◆ DATA TO PROCESS:
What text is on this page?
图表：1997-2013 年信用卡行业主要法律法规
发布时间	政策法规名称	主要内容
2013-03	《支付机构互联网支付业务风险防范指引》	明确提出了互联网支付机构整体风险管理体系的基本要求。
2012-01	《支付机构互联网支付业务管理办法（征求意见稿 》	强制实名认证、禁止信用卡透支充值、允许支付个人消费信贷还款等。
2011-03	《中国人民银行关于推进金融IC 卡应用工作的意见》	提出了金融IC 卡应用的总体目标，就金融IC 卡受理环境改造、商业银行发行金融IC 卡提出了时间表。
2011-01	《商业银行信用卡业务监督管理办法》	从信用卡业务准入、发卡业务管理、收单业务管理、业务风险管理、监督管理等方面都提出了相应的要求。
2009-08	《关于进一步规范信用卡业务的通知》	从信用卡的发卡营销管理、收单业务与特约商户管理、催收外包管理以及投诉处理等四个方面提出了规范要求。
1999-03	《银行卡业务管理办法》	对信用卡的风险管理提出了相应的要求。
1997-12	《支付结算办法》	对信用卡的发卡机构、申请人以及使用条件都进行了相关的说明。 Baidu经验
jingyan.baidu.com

◆ EXERCISE AIM:
Repeat the data precisely, line by line.

◆ WRITTEN ANSWER:
What text is on this page?
图表：1997-2013 年信用卡行业主要法律法规
发布时间	政策法规名称	主要内容
2013-03	《支付机构互联网支付业务风险防范指引》	明确提出了互联网支付机构整体风险管理体系的基本要求。
2012-01	《支付机构互联网支付业务管理办法（征求意见稿 》	强制实名认证、禁止信用卡透支充值、允许支付个人消费信贷还款等。
2011-03	《中国人民银行关于推进金融IC 卡应用工作的意见》	提出了金融IC 卡应用的总体目标，就金融IC 卡受理环境改造、商业银行发行金融IC 卡提出了时间表。
2011-01	《商业银行信用卡业务监督管理办法》	从信用卡业务准入、发卡业务管理、收单业务管理、业务风险管理、监督管理等方面都提出了相应的要求。
2009-08	《关于进一步规范信用卡业务的通知》	从信用卡的发卡营销管理、收单业务与特约商户管理、催收外包管理以及投诉处理等四个方面提出了规范要求。
1999-03	《银行卡业务管理办法》	对信用卡的风险管理提出了相应的要求。
1997-12	《支付结算办法》	对信用卡的发卡机构、申请人以及使用条件都进行了相关的说明。 Baidu经验
jingyan.baidu.com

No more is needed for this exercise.